* [Stated goal a]: List every line of the entries that contains the string "speck".

* [Text block]:
———
At this point in the crypto revolution, margin trading is readily available on the majority of well-established crypto exchanges. Based on our detailed analyses and reliable reviews, we’ve made a careful selection of the most trustworthy ones.

Just one more thing before we move on: we’d like to emphasize once again that margin trading is a risky game. The fact that some exchanges are more transparent than others doesn’t reduce the risk factor to a high enough extent. Start small, play cautiously, observe price movements carefully, and never go without a plan and clear risk management strategies.

1. Bybit Exchange

  • Country: British Virgin Islands
  • Currency: 20+ Currencies
  • Fees: Varies
  • Available cryptocurrencies: 10+ Cryptocurrencies

Bybit is our absolute favorite when it comes to crypto margin trading. This relatively young platform, based in Singapore, has climbed in industry rankings due to several key factors. First, you can start trading on margins immediately after creating a Bybit account. Second, Bybit is one of the few crypto platforms that allow high levels of anonymity, as the KYC process isn’t required.
———
* [Stated goal b]: Print the passage of the margin trading text above from "Just one more" up to and including "risk management strategies.".

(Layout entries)
———
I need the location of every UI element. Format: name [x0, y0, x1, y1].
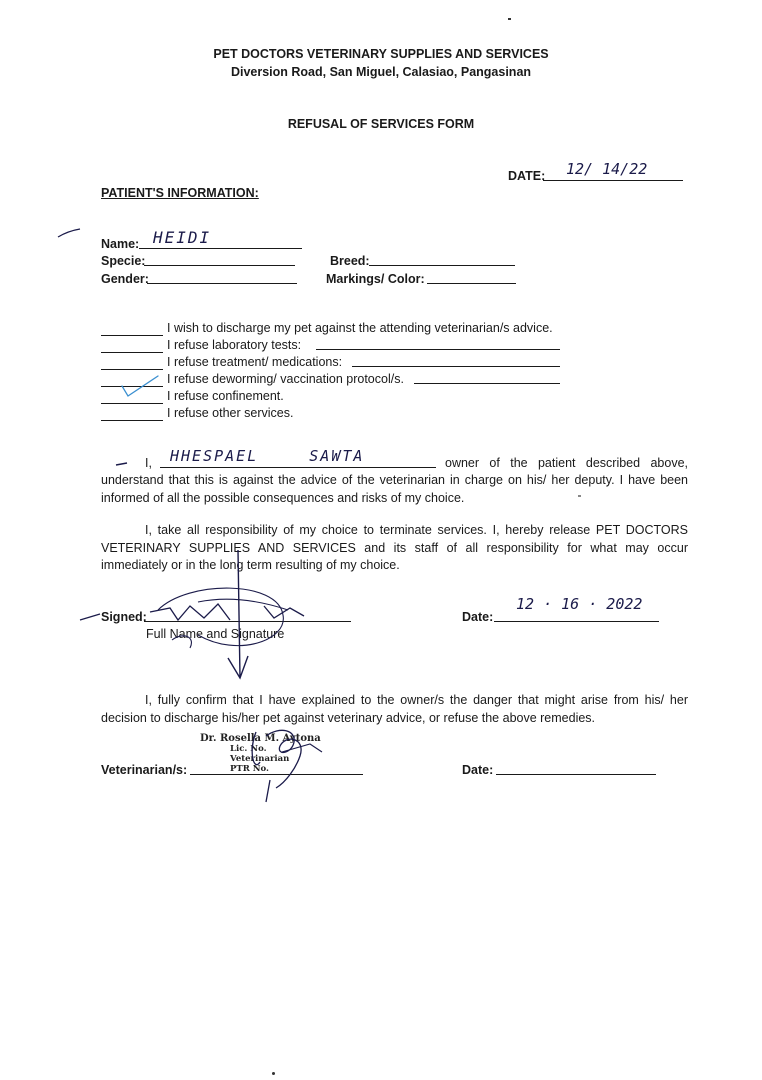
refusal-text: I refuse other services.: [167, 406, 294, 420]
refusal-text: I refuse treatment/ medications:: [167, 355, 343, 369]
vet-date-label: Date:: [462, 763, 494, 777]
refusal-text: I refuse laboratory tests:: [167, 338, 302, 352]
refusal-blank[interactable]: [101, 323, 163, 336]
gender-line[interactable]: [147, 283, 297, 284]
refusal-blank[interactable]: [101, 340, 163, 353]
company-name: PET DOCTORS VETERINARY SUPPLIES AND SERVICES: [213, 47, 549, 61]
treatment-line[interactable]: [352, 366, 560, 367]
vet-signature-icon: [236, 722, 346, 812]
vet-paragraph: I, fully confirm that I have explained to the owner/s the danger that might arise from his/ her decision to discharge his/her pet against veterinary advice, or refuse the above remedies.: [101, 693, 688, 725]
refusal-item[interactable]: [101, 354, 342, 370]
refusal-blank[interactable]: [101, 357, 163, 370]
patient-section-title: PATIENT'S INFORMATION:: [101, 186, 259, 200]
deworming-line[interactable]: [414, 383, 560, 384]
scan-speck: [508, 18, 511, 20]
owner-line1-suffix: owner of the patient described above,: [445, 456, 688, 470]
stamp-license: Lic. No.: [230, 744, 267, 754]
veterinarian-label: Veterinarian/s:: [101, 763, 188, 777]
name-value: HEIDI: [153, 228, 212, 247]
lab-tests-line[interactable]: [316, 349, 560, 350]
checkmark-icon: [118, 372, 162, 400]
owner-name-value: HHESPAEL SAWTA: [170, 447, 365, 465]
form-title: REFUSAL OF SERVICES FORM: [287, 117, 475, 131]
breed-line[interactable]: [369, 265, 515, 266]
specie-line[interactable]: [144, 265, 295, 266]
signed-date-line[interactable]: [494, 621, 659, 622]
owner-statement-text: understand that this is against the advice of the veterinarian in charge on his/ her deputy. I have been informed of all the possible consequences and risks of my choice.: [101, 473, 688, 505]
specie-label: Specie:: [101, 254, 146, 268]
signed-date-value: 12 · 16 · 2022: [516, 595, 643, 613]
markings-label: Markings/ Color:: [326, 272, 425, 286]
refusal-item[interactable]: [101, 337, 301, 353]
signed-label: Signed:: [101, 610, 147, 624]
name-line[interactable]: [139, 248, 302, 249]
scan-speck: [578, 495, 581, 497]
date-line[interactable]: [543, 180, 683, 181]
signed-caption: Full Name and Signature: [146, 627, 285, 641]
refusal-item[interactable]: [101, 405, 293, 421]
company-address: Diversion Road, San Miguel, Calasiao, Pangasinan: [230, 65, 532, 79]
refusal-text: I refuse confinement.: [167, 389, 284, 403]
vet-date-line[interactable]: [496, 774, 656, 775]
gender-label: Gender:: [101, 272, 149, 286]
date-label: DATE:: [508, 169, 546, 183]
name-label: Name:: [101, 237, 140, 251]
breed-label: Breed:: [330, 254, 370, 268]
markings-line[interactable]: [427, 283, 516, 284]
refusal-item[interactable]: [101, 320, 553, 336]
stamp-ptr: PTR No.: [230, 764, 269, 774]
refusal-text: I refuse deworming/ vaccination protocol/s.: [167, 372, 404, 386]
owner-signature-icon: [78, 540, 318, 690]
refusal-text: I wish to discharge my pet against the attending veterinarian/s advice.: [167, 321, 553, 335]
owner-name-line[interactable]: [160, 467, 436, 468]
signed-date-label: Date:: [462, 610, 494, 624]
date-value: 12/ 14/22: [566, 160, 648, 178]
refusal-blank[interactable]: [101, 408, 163, 421]
responsibility-paragraph: I, take all responsibility of my choice to terminate services. I, hereby release PET DOCTORS VETERINARY SUPPLIES AND SERVICES and its staff of all responsibility for what may occur immediately or in the long term resulting of my choice.: [101, 523, 688, 572]
scan-speck: [272, 1072, 275, 1075]
stamp-title: Veterinarian: [230, 754, 290, 764]
pen-dash-icon: [115, 460, 129, 468]
owner-prefix: I,: [145, 456, 152, 470]
stamp-name: Dr. Rosella M. Aytona: [200, 733, 321, 744]
pen-mark-icon: [56, 226, 82, 240]
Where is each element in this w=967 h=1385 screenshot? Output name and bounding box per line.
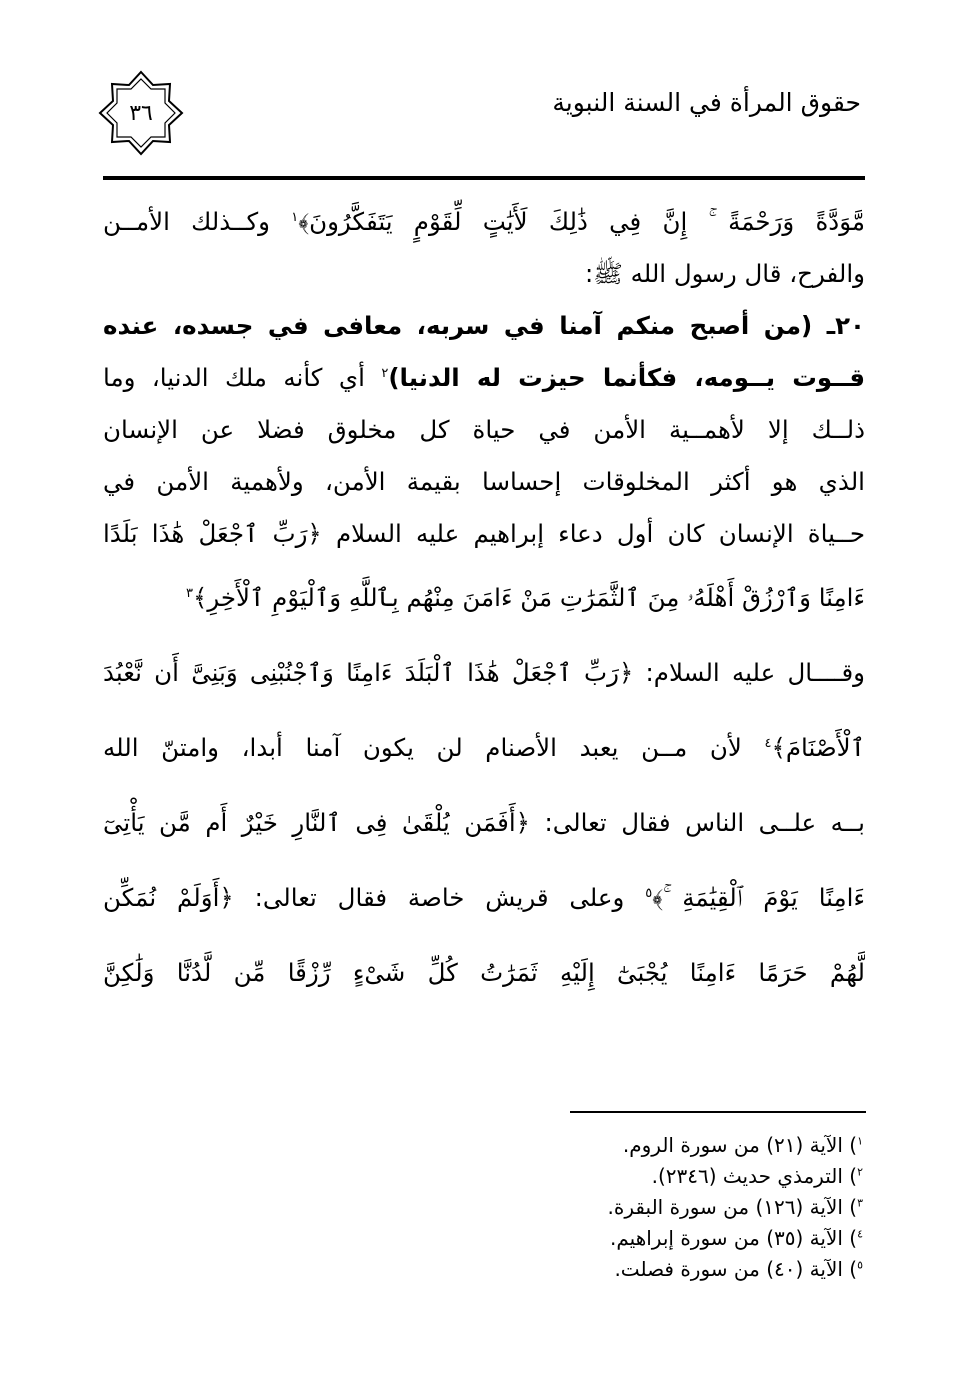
text-run: وعلى قريش خاصة فقال تعالى: ﴿أَوَلَمْ نُمَكِّن (103, 883, 646, 912)
text-line-4 (103, 352, 865, 404)
footnote-text: ) الآية (١٢٦) من سورة البقرة. (607, 1195, 858, 1219)
header-divider (103, 176, 865, 180)
footnote-number: ٢ (857, 1165, 863, 1179)
text-run: أي كأنه ملك الدنيا، وما (103, 363, 382, 392)
quran-verse: ءَامِنًا وَٱرْزُقْ أَهْلَهُۥ مِنَ ٱلثَّمَرَٰتِ مَنْ ءَامَنَ مِنْهُم بِٱللَّهِ وَٱلْيَوْمِ ٱلْأَخِرِ﴾ (193, 583, 865, 612)
footnote-text: ) الآية (٤٠) من سورة فصلت. (614, 1257, 858, 1281)
text-line-10 (103, 710, 865, 785)
text-run: وكــذلك الأمــن (103, 207, 292, 236)
text-line-9: وقــــال عليه السلام: ﴿رَبِّ ٱجْعَلْ هَٰذَا ٱلْبَلَدَ ءَامِنًا وَٱجْنُبْنِى وَبَنِىَّ أَن نَّعْبُدَ (103, 658, 865, 687)
main-text (103, 196, 865, 1010)
page-number: ٣٦ (129, 100, 153, 126)
footnote-ref: ٢ (381, 365, 389, 381)
hadith-text: قــوت يــومه، فكأنما حيزت له الدنيا) (388, 363, 865, 392)
text-line-5: ذلــك إلا لأهمــية الأمن في حياة كل مخلوق فضلا عن الإنسان (103, 415, 865, 444)
text-line-11: بــه علــى الناس فقال تعالى: ﴿أَفَمَن يُلْقَىٰ فِى ٱلنَّارِ خَيْرٌ أَم مَّن يَأْتِىٓ (103, 808, 865, 837)
text-line-7: حــياة الإنسان كان أول دعاء إبراهيم عليه السلام ﴿رَبِّ ٱجْعَلْ هَٰذَا بَلَدًا (103, 519, 865, 548)
footnote-text: ) الآية (٣٥) من سورة إبراهيم. (610, 1226, 858, 1250)
hadith-line-1: ٢٠ـ (من أصبح منكم آمنا في سربه، معافى في جسده، عنده (103, 311, 865, 340)
footnote-4 (383, 1223, 863, 1254)
text-line-8 (103, 560, 865, 635)
footnotes (383, 1130, 863, 1285)
footnote-2 (383, 1161, 863, 1192)
footnote-divider (570, 1111, 866, 1113)
footnote-ref: ١ (291, 209, 299, 225)
footnote-1 (383, 1130, 863, 1161)
footnote-number: ٣ (857, 1196, 863, 1210)
page-number-badge (98, 70, 184, 156)
footnote-5 (383, 1254, 863, 1285)
running-header-title: حقوق المرأة في السنة النبوية (552, 88, 861, 117)
text-run: لأن مــن يعبد الأصنام لن يكون آمنا أبدا، وامتنّ الله (103, 733, 765, 762)
quran-verse: ءَامِنًا يَوْمَ ٱلْقِيَٰمَةِ ۚ﴾ (652, 883, 865, 912)
footnote-number: ٤ (857, 1227, 863, 1241)
footnote-number: ٥ (857, 1258, 863, 1272)
footnote-ref: ٣ (186, 585, 194, 601)
text-line-13: لَّهُمْ حَرَمًا ءَامِنًا يُجْبَىٰٓ إِلَيْهِ ثَمَرَٰتُ كُلِّ شَىْءٍ رِّزْقًا مِّن لَّدُنَّا وَلَٰكِنَّ (103, 958, 865, 987)
footnote-text: ) الآية (٢١) من سورة الروم. (622, 1133, 858, 1157)
footnote-number: ١ (857, 1134, 863, 1148)
footnote-text: ) الترمذي حديث (٢٣٤٦). (651, 1164, 858, 1188)
footnote-3 (383, 1192, 863, 1223)
text-line-6: الذي هو أكثر المخلوقات إحساسا بقيمة الأمن، ولأهمية الأمن في (103, 467, 865, 496)
quran-verse: ٱلْأَصْنَامَ﴾ (771, 733, 865, 762)
text-line-2: والفرح، قال رسول الله ﷺ: (584, 259, 865, 288)
text-line-12 (103, 860, 865, 935)
text-line-1 (103, 196, 865, 248)
quran-verse: مَّوَدَّةً وَرَحْمَةً ۚ إِنَّ فِي ذَٰلِكَ لَأَيَٰتٍ لِّقَوْمٍ يَتَفَكَّرُونَ﴾ (298, 207, 865, 236)
footnote-ref: ٥ (645, 885, 653, 901)
footnote-ref: ٤ (764, 735, 772, 751)
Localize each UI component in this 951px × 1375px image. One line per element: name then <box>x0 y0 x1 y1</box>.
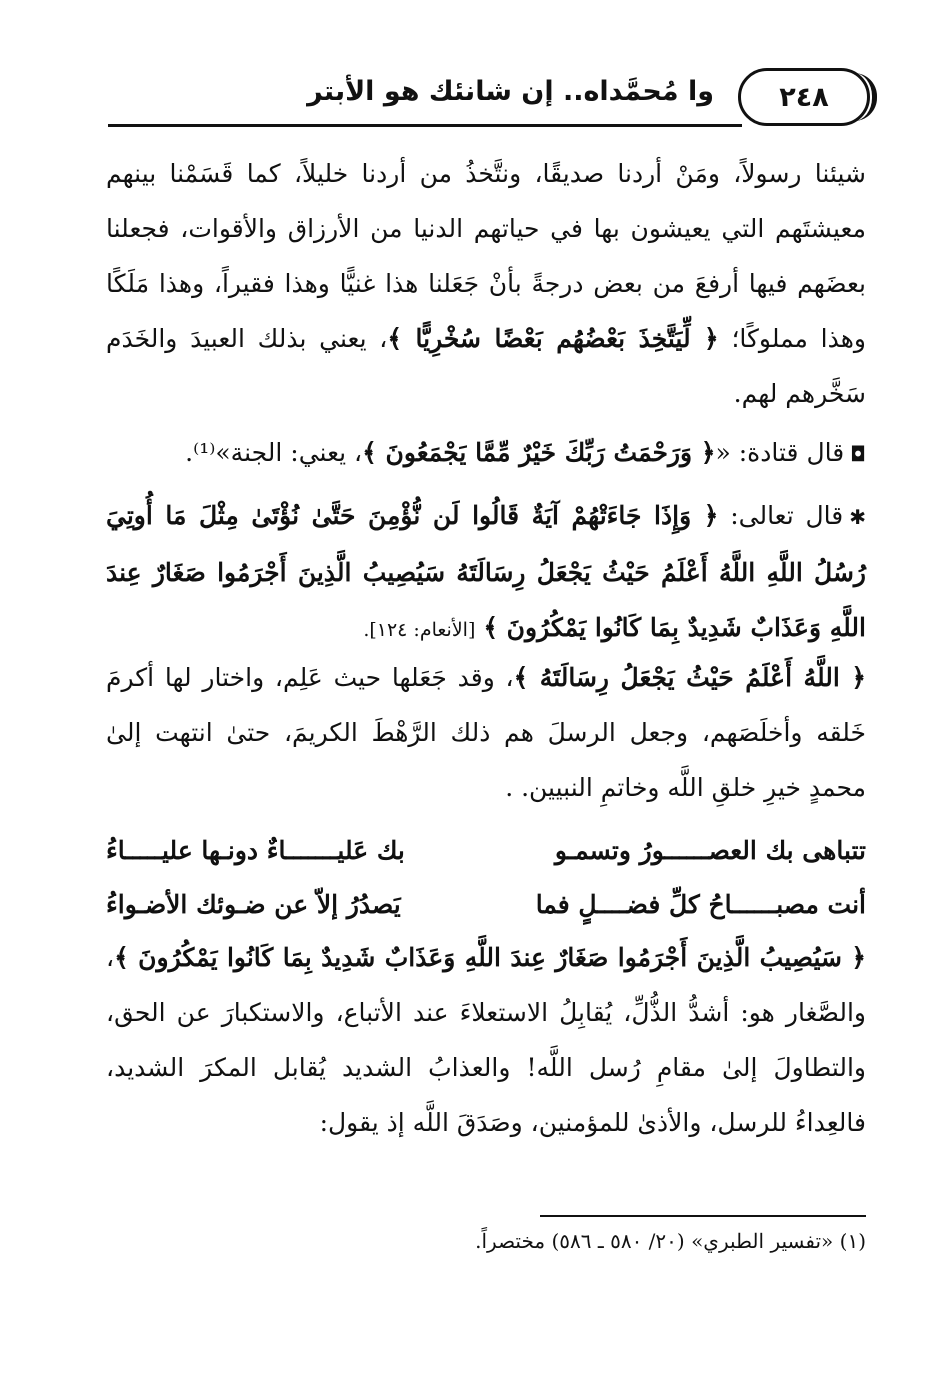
page-header <box>108 62 870 134</box>
paragraph-text: ، يعني: الجنة»⁽¹⁾. <box>185 438 363 467</box>
paragraph-text: ، يعني بذلك العبيدَ والخَدَم سَخَّرهم لهم. <box>106 324 866 408</box>
footnote: (١) «تفسير الطبري» (٢٠/ ٥٨٠ ـ ٥٨٦) مختصراً. <box>475 1229 866 1253</box>
page-number: ٢٤٨ <box>738 68 870 126</box>
poem-verse <box>106 830 866 884</box>
poem-hemistich-first: تتباهى بك العصــــــورُ وتسمـو <box>554 836 866 865</box>
quran-quote: ﴿ اللَّهُ أَعْلَمُ حَيْثُ يَجْعَلُ رِسَالَتَهُ ﴾ <box>513 663 866 692</box>
poem-hemistich-first: أنت مصبــــــاحُ كلِّ فضــــلٍ فما <box>535 890 866 919</box>
header-rule <box>108 124 742 127</box>
paragraph-5 <box>106 930 866 1150</box>
paragraph-text: ، وقد جَعَلها حيث عَلِم، واختار لها أكرمَ خَلقه وأخلَصَهم، وجعل الرسلَ هم ذلك الرَّهْطَ الكريمَ، حتىٰ انتهت إلىٰ محمدٍ خيرِ خلقِ اللَّه وخاتمِ النبيين. . <box>106 663 866 802</box>
star-bullet-icon: ✱ <box>849 505 867 529</box>
poem-hemistich-second: بك عَليـــــــاءٌ دونـها عليـــــاءُ <box>106 836 405 865</box>
paragraph-1 <box>106 146 866 421</box>
paragraph-3 <box>106 488 866 658</box>
quran-quote: ﴿ لِّيَتَّخِذَ بَعْضُهُم بَعْضًا سُخْرِيًّا ﴾ <box>387 324 719 353</box>
quran-quote: ﴿ وَإِذَا جَاءَتْهُمْ آيَةٌ قَالُوا لَن نُّؤْمِنَ حَتَّىٰ نُؤْتَىٰ مِثْلَ مَا أُوتِيَ رُسُلُ اللَّهِ اللَّهُ أَعْلَمُ حَيْثُ يَجْعَلُ رِسَالَتَهُ سَيُصِيبُ الَّذِينَ أَجْرَمُوا صَغَارٌ عِندَ اللَّهِ وَعَذَابٌ شَدِيدٌ بِمَا كَانُوا يَمْكُرُونَ ﴾ <box>106 501 866 642</box>
poem-hemistich-second: يَصدُرُ إلاّ عن ضـوئك الأضـواءُ <box>106 890 401 919</box>
quran-quote: ﴿ سَيُصِيبُ الَّذِينَ أَجْرَمُوا صَغَارٌ عِندَ اللَّهِ وَعَذَابٌ شَدِيدٌ بِمَا كَانُوا يَمْكُرُونَ ﴾ <box>114 943 866 972</box>
paragraph-text: شيئنا رسولاً، ومَنْ أردنا صديقًا، ونتَّخذُ من أردنا خليلاً، كما قَسَمْنا بينهم معيشتَهم التي يعيشون بها في حياتهم الدنيا من الأرزاق والأقوات، فجعلنا بعضَهم فيها أرفعَ من بعض درجةً بأنْ جَعَلنا هذا غنيًّا وهذا فقيراً، وهذا مَلَكًا وهذا مملوكًا؛ <box>106 159 866 353</box>
paragraph-text: قال قتادة: « <box>715 438 845 467</box>
paragraph-text: قال تعالى: <box>730 501 844 530</box>
paragraph-text: ، والصَّغار هو: أشدُّ الذُّلِّ، يُقابِلُ الاستعلاءَ عند الأتباع، والاستكبارَ عن الحق، والتطاولَ إلىٰ مقامِ رُسل اللَّه! والعذابُ الشديد يُقابل المكرَ الشديد، فالعِداءُ للرسل، والأذىٰ للمؤمنين، وصَدَقَ اللَّه إذ يقول: <box>106 943 866 1137</box>
paragraph-2 <box>106 425 866 482</box>
paragraph-4 <box>106 650 866 815</box>
quran-quote: ﴿ وَرَحْمَتُ رَبِّكَ خَيْرٌ مِّمَّا يَجْمَعُونَ ﴾ <box>362 438 716 467</box>
poem <box>106 830 866 938</box>
footnote-rule <box>540 1215 866 1217</box>
verse-reference: [الأنعام: ١٢٤]. <box>363 619 476 641</box>
square-bullet-icon: ◘ <box>850 442 866 466</box>
running-title: وا مُحمَّداه.. إن شانئك هو الأبتر <box>307 76 714 107</box>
———
* [Exercise solution a]:
scan-speck: [508, 18, 511, 20]
scan-speck: [578, 495, 581, 497]
scan-speck: [272, 1072, 275, 1075]

* [Exercise solution b]:
Just one more thing before we move on: we’d like to emphasize once again that margin trading is a risky game. The fact that some exchanges are more transparent than others doesn’t reduce the risk factor to a high enough extent. Start small, play cautiously, observe price movements carefully, and never go without a plan and clear risk management strategies.